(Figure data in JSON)
----

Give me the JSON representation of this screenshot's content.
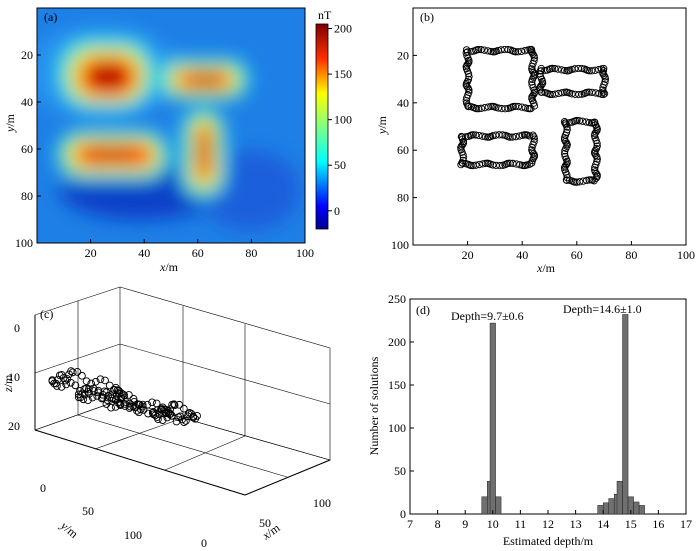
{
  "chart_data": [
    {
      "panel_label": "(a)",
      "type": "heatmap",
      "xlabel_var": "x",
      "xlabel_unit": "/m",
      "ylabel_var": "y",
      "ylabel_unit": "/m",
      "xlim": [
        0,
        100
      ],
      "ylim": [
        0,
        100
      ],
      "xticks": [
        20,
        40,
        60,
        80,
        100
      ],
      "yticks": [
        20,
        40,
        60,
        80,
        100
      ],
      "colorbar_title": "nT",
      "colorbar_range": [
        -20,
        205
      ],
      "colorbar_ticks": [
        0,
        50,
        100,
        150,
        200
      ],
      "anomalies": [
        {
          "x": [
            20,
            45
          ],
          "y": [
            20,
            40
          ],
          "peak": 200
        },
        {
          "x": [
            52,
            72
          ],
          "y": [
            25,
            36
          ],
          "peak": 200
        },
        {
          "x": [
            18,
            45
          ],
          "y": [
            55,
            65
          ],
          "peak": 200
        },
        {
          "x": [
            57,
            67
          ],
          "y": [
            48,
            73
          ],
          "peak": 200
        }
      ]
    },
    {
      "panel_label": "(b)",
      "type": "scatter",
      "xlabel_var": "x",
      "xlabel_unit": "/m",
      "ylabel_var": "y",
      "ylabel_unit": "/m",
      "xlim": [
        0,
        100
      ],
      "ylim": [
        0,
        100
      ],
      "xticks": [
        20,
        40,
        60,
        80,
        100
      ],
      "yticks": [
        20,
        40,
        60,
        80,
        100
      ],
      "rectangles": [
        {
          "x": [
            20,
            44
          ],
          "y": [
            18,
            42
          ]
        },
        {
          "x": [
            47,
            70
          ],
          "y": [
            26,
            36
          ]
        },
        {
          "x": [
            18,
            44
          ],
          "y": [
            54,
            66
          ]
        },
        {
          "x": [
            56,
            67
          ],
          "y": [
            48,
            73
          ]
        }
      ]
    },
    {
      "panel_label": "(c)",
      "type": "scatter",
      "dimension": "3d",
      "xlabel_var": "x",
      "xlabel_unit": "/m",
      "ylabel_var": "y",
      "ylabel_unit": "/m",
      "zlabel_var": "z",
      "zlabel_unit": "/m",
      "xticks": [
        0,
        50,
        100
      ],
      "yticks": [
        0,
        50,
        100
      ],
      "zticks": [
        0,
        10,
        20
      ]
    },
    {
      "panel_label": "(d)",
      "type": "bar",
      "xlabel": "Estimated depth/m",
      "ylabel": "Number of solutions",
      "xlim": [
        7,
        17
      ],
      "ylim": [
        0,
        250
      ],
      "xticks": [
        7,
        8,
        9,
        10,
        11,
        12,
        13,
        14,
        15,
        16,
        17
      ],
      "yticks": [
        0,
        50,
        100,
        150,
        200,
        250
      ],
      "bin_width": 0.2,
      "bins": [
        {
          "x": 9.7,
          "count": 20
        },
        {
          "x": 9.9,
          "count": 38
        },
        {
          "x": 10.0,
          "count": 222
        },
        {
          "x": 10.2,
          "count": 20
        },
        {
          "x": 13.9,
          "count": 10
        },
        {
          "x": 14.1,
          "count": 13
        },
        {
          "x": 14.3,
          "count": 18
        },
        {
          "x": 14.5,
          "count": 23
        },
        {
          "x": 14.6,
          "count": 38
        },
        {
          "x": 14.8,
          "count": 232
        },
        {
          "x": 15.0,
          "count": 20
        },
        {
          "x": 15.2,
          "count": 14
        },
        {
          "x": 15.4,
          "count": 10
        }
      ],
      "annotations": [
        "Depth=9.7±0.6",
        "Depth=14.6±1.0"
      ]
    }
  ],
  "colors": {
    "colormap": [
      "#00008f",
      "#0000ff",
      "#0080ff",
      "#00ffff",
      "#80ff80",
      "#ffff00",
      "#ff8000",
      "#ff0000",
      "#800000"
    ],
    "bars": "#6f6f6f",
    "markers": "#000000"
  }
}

----

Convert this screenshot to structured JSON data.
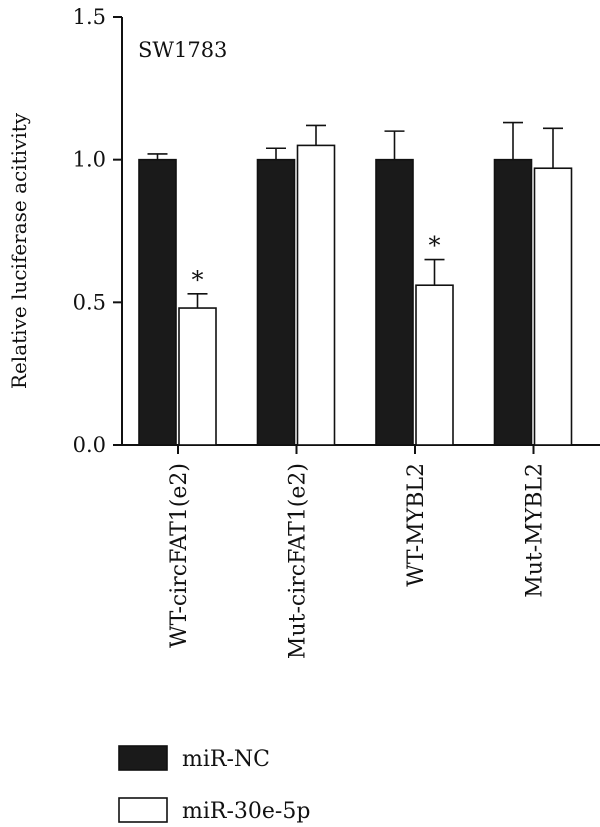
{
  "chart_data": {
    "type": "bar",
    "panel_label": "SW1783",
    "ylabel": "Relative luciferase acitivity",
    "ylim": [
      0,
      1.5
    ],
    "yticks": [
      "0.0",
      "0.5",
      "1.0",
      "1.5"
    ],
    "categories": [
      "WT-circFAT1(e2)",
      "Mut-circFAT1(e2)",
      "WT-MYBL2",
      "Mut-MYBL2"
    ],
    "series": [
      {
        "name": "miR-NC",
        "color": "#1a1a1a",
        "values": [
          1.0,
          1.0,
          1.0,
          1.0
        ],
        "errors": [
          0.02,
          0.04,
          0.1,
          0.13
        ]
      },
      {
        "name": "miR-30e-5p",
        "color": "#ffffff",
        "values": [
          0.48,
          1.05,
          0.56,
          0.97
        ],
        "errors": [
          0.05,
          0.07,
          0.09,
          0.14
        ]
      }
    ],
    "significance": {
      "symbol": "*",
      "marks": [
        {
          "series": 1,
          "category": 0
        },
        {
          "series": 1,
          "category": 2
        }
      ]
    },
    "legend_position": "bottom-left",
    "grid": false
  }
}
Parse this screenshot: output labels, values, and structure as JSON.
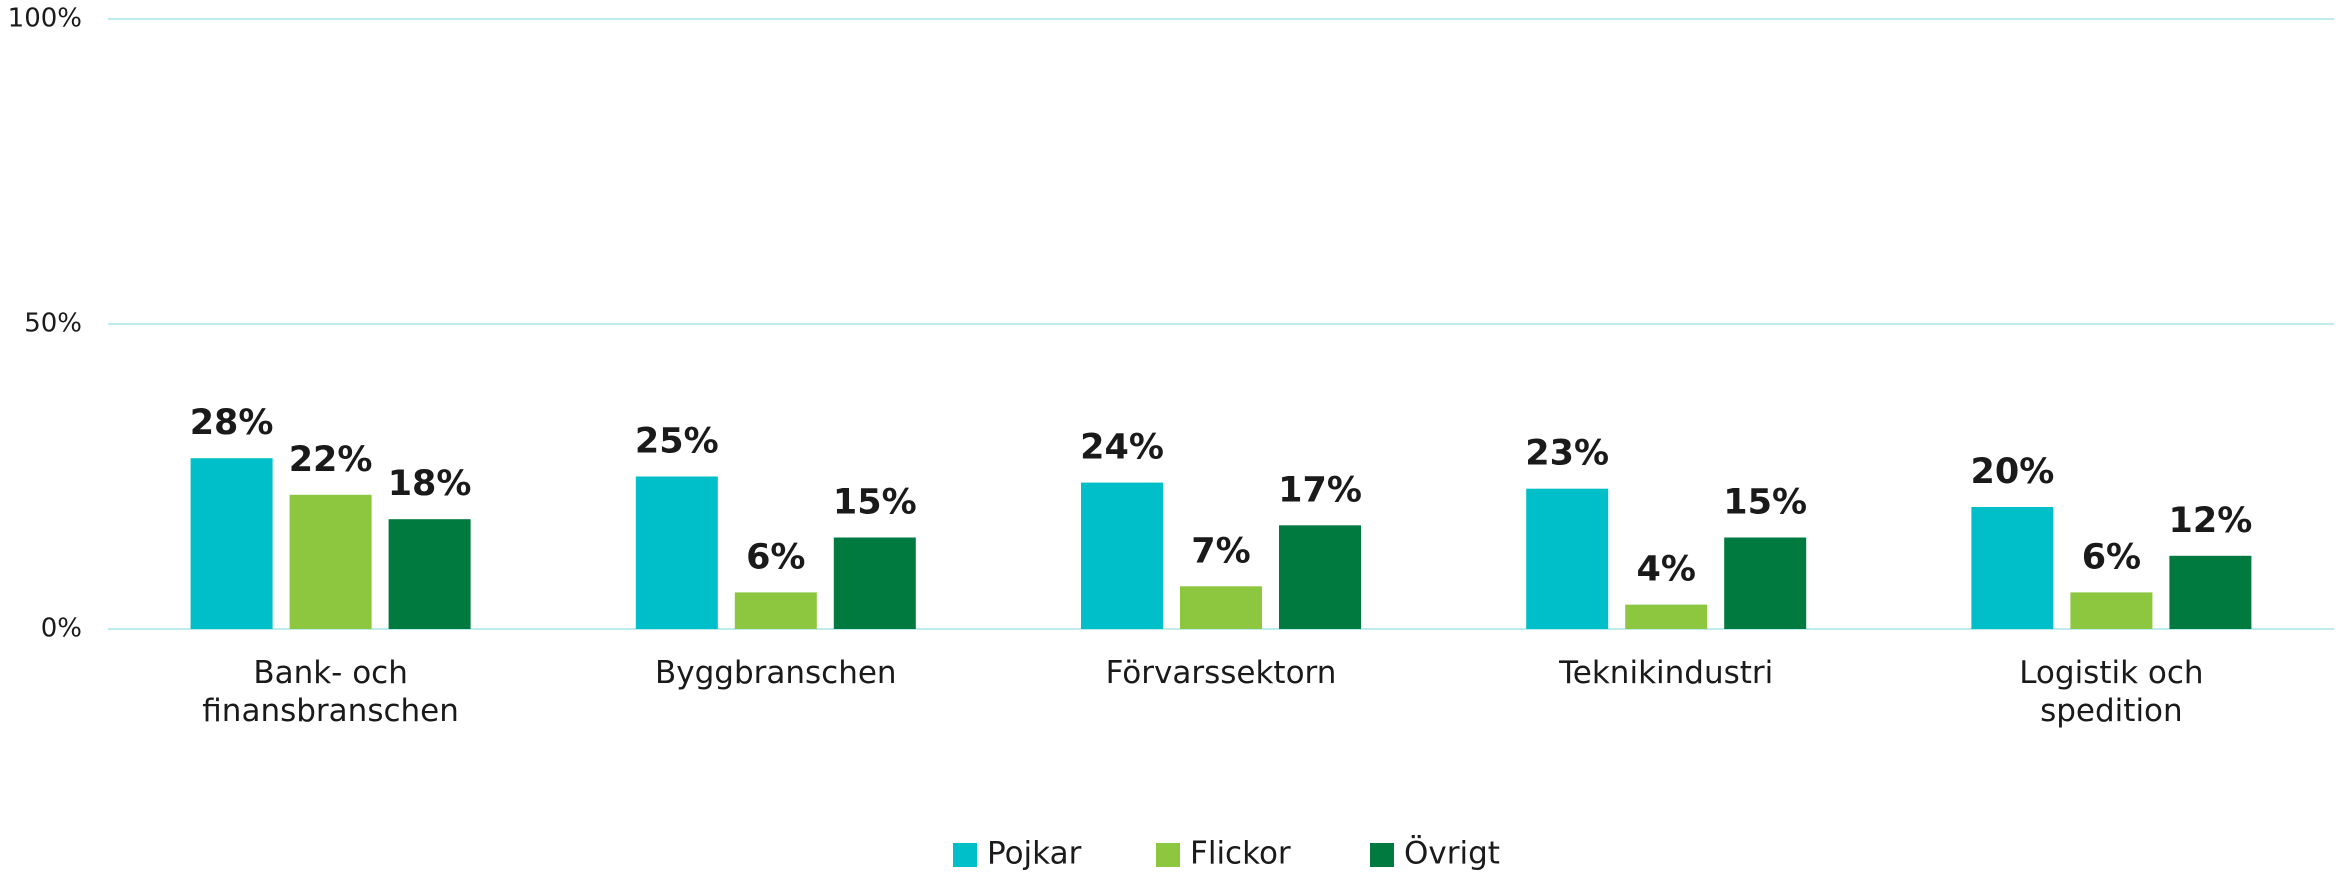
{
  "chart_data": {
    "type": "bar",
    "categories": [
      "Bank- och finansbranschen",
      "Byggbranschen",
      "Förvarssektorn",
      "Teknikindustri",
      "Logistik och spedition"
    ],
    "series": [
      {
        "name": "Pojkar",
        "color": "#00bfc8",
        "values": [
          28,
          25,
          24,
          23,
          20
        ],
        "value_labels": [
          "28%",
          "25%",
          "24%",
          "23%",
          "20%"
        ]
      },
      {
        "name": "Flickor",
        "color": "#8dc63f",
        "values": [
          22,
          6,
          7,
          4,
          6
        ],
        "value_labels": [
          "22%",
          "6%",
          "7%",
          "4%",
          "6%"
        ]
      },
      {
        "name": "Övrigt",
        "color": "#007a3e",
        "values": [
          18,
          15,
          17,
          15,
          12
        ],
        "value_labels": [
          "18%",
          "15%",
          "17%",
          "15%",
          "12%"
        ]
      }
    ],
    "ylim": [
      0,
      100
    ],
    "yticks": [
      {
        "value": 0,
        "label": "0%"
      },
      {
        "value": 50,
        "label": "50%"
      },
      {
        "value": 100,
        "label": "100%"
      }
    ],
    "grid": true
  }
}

----

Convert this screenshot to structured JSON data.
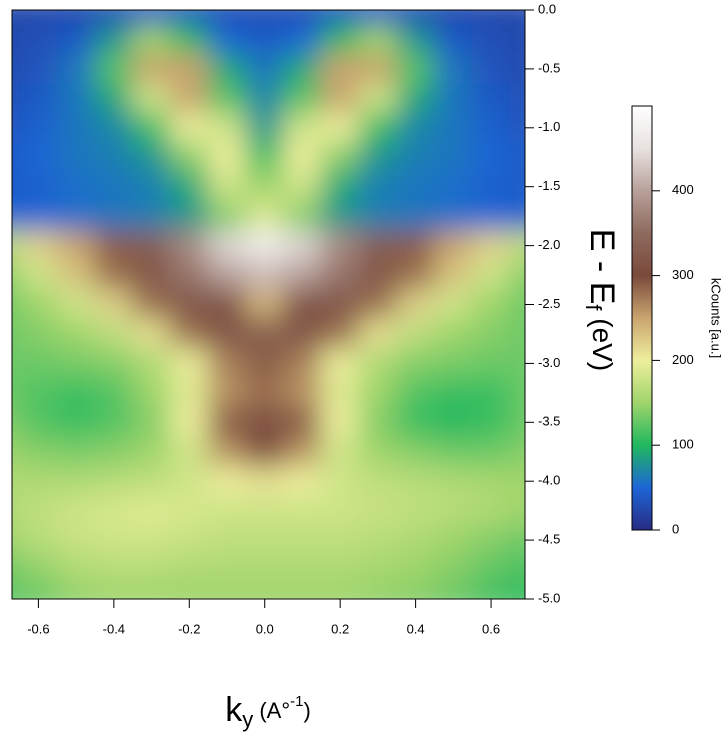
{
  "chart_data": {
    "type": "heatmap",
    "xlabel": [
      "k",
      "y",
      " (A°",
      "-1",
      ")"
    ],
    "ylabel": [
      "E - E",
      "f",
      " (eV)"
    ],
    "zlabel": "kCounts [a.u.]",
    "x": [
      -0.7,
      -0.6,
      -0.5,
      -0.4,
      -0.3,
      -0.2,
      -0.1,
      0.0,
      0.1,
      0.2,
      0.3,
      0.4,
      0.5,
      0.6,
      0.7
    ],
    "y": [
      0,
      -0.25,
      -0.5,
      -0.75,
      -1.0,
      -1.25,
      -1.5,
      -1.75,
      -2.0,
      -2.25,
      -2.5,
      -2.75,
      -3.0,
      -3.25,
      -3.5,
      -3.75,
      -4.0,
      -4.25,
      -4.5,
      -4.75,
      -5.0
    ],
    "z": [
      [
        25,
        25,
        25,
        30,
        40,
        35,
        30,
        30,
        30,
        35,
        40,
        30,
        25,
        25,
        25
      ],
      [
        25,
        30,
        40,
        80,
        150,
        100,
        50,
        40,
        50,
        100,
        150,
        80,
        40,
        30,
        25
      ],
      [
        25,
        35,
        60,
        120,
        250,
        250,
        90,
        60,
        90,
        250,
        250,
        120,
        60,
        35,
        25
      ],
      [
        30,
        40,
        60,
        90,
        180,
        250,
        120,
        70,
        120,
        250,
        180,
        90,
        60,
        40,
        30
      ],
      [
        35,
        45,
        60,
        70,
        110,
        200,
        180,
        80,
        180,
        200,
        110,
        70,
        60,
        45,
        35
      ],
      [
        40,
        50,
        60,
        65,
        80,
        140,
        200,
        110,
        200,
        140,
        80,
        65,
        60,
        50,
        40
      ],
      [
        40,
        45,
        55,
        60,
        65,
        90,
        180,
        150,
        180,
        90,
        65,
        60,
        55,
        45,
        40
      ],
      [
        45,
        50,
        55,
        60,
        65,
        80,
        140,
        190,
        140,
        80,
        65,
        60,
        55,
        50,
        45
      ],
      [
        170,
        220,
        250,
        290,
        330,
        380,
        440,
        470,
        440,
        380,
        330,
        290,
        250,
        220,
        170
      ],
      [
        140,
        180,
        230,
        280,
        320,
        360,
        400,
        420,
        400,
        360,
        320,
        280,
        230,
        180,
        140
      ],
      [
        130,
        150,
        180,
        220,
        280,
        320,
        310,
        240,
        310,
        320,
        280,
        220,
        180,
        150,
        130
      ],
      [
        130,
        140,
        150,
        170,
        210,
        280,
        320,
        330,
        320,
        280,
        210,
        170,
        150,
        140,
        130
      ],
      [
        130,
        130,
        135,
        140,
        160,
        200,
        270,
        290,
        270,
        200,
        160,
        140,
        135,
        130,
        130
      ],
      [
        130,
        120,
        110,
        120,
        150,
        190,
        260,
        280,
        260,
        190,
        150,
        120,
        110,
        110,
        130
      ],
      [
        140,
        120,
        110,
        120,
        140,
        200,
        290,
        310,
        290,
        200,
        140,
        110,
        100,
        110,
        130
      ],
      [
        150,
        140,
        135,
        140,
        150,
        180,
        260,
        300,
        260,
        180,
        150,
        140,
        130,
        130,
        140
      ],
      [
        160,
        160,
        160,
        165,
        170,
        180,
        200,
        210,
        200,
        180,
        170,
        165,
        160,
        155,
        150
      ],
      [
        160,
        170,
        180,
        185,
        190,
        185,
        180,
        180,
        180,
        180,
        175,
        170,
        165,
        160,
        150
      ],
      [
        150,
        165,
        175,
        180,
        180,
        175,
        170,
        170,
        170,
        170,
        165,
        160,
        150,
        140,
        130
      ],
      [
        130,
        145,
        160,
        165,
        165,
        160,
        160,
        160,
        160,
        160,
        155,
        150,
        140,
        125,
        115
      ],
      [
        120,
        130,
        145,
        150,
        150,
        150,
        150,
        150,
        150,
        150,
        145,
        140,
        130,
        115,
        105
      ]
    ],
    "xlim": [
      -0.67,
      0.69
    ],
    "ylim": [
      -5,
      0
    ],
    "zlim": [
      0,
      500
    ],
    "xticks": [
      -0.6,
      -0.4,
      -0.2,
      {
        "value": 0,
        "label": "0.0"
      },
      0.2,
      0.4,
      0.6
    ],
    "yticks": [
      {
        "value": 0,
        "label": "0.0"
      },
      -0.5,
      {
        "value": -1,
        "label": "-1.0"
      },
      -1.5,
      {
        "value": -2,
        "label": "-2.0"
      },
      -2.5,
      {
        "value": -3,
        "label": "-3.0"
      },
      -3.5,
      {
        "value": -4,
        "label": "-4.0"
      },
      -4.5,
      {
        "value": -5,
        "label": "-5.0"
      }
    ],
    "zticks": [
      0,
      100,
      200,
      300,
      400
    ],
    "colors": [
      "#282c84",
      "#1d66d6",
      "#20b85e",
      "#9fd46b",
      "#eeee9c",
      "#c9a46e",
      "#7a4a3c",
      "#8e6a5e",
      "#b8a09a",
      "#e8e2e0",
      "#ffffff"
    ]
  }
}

----

• **THE EXERCISE**
Show every line above in which the word "type" occurs.

• **WRITTEN SOLUTION**
      "type": "heatmap",
      "type": "scatter",
      "type": "scatter",
      "type": "bar",
    "type": "bar",
    "type": "bar",
    "type": "heatmap",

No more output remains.